**TASK REQUIREMENTS:**
Please transcribe the records precisely; pictures stay out of your copy.

Data excerpts
>> begin

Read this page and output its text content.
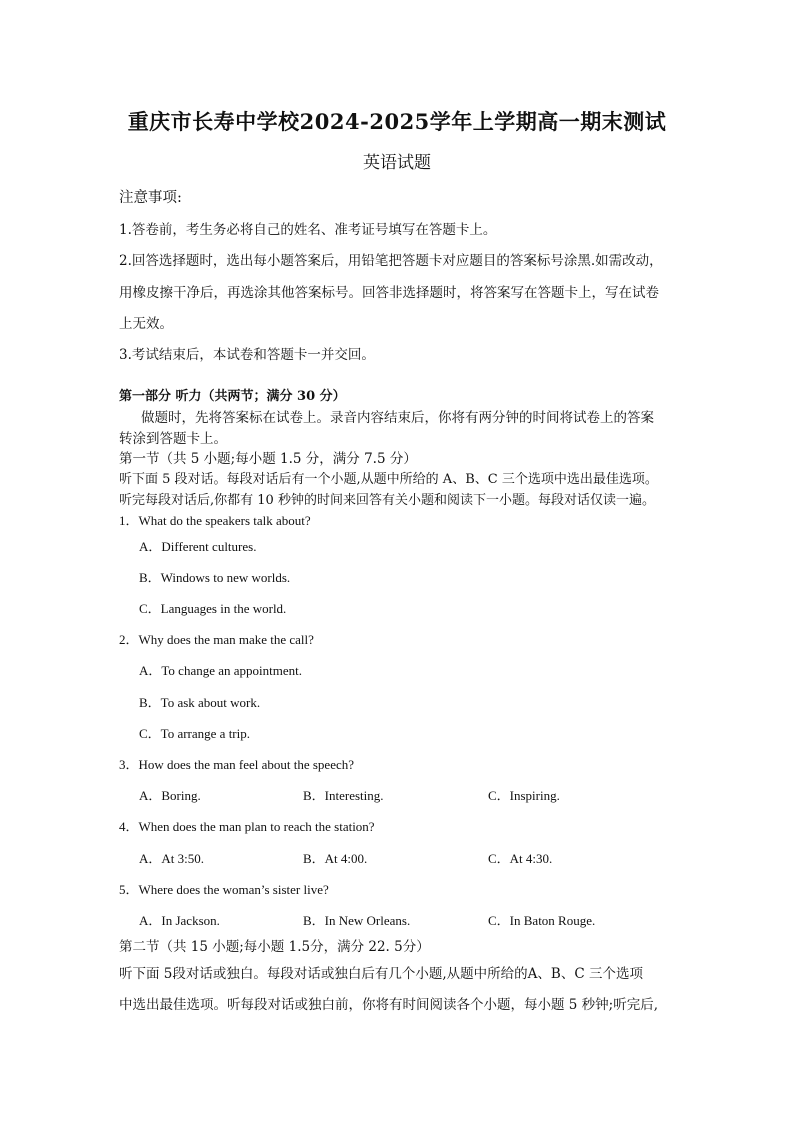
重庆市长寿中学校2024-2025学年上学期高一期末测试
英语试题
注意事项:
1.答卷前，考生务必将自己的姓名、准考证号填写在答题卡上。
2.回答选择题时，选出每小题答案后，用铅笔把答题卡对应题目的答案标号涂黑.如需改动，
用橡皮擦干净后，再选涂其他答案标号。回答非选择题时，将答案写在答题卡上，写在试卷
上无效。
3.考试结束后，本试卷和答题卡一并交回。
第一部分 听力（共两节；满分 30 分）
做题时，先将答案标在试卷上。录音内容结束后，你将有两分钟的时间将试卷上的答案
转涂到答题卡上。
第一节（共 5 小题;每小题 1.5 分，满分 7.5 分）
听下面 5 段对话。每段对话后有一个小题,从题中所给的 A、B、C 三个选项中选出最佳选项。
听完每段对话后,你都有 10 秒钟的时间来回答有关小题和阅读下一小题。每段对话仅读一遍。
1．What do the speakers talk about?
A．Different cultures.
B．Windows to new worlds.
C．Languages in the world.
2．Why does the man make the call?
A．To change an appointment.
B．To ask about work.
C．To arrange a trip.
3．How does the man feel about the speech?
A．Boring.	B．Interesting.	C．Inspiring.
4．When does the man plan to reach the station?
A．At 3:50.	B．At 4:00.	C．At 4:30.
5．Where does the woman’s sister live?
A．In Jackson.	B．In New Orleans.	C．In Baton Rouge.
第二节（共 15 小题;每小题 1.5分，满分 22. 5分）
听下面 5段对话或独白。每段对话或独白后有几个小题,从题中所给的A、B、C 三个选项
中选出最佳选项。听每段对话或独白前，你将有时间阅读各个小题，每小题 5 秒钟;听完后,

>> end

**SOLUTION FOR THIS TASK:**
Read this page and output its text content.
重庆市长寿中学校2024-2025学年上学期高一期末测试
英语试题
注意事项:
1.答卷前，考生务必将自己的姓名、准考证号填写在答题卡上。
2.回答选择题时，选出每小题答案后，用铅笔把答题卡对应题目的答案标号涂黑.如需改动，
用橡皮擦干净后，再选涂其他答案标号。回答非选择题时，将答案写在答题卡上，写在试卷
上无效。
3.考试结束后，本试卷和答题卡一并交回。
第一部分 听力（共两节；满分 30 分）
做题时，先将答案标在试卷上。录音内容结束后，你将有两分钟的时间将试卷上的答案
转涂到答题卡上。
第一节（共 5 小题;每小题 1.5 分，满分 7.5 分）
听下面 5 段对话。每段对话后有一个小题,从题中所给的 A、B、C 三个选项中选出最佳选项。
听完每段对话后,你都有 10 秒钟的时间来回答有关小题和阅读下一小题。每段对话仅读一遍。
1．What do the speakers talk about?
A．Different cultures.
B．Windows to new worlds.
C．Languages in the world.
2．Why does the man make the call?
A．To change an appointment.
B．To ask about work.
C．To arrange a trip.
3．How does the man feel about the speech?
A．Boring.	B．Interesting.	C．Inspiring.
4．When does the man plan to reach the station?
A．At 3:50.	B．At 4:00.	C．At 4:30.
5．Where does the woman’s sister live?
A．In Jackson.	B．In New Orleans.	C．In Baton Rouge.
第二节（共 15 小题;每小题 1.5分，满分 22. 5分）
听下面 5段对话或独白。每段对话或独白后有几个小题,从题中所给的A、B、C 三个选项
中选出最佳选项。听每段对话或独白前，你将有时间阅读各个小题，每小题 5 秒钟;听完后,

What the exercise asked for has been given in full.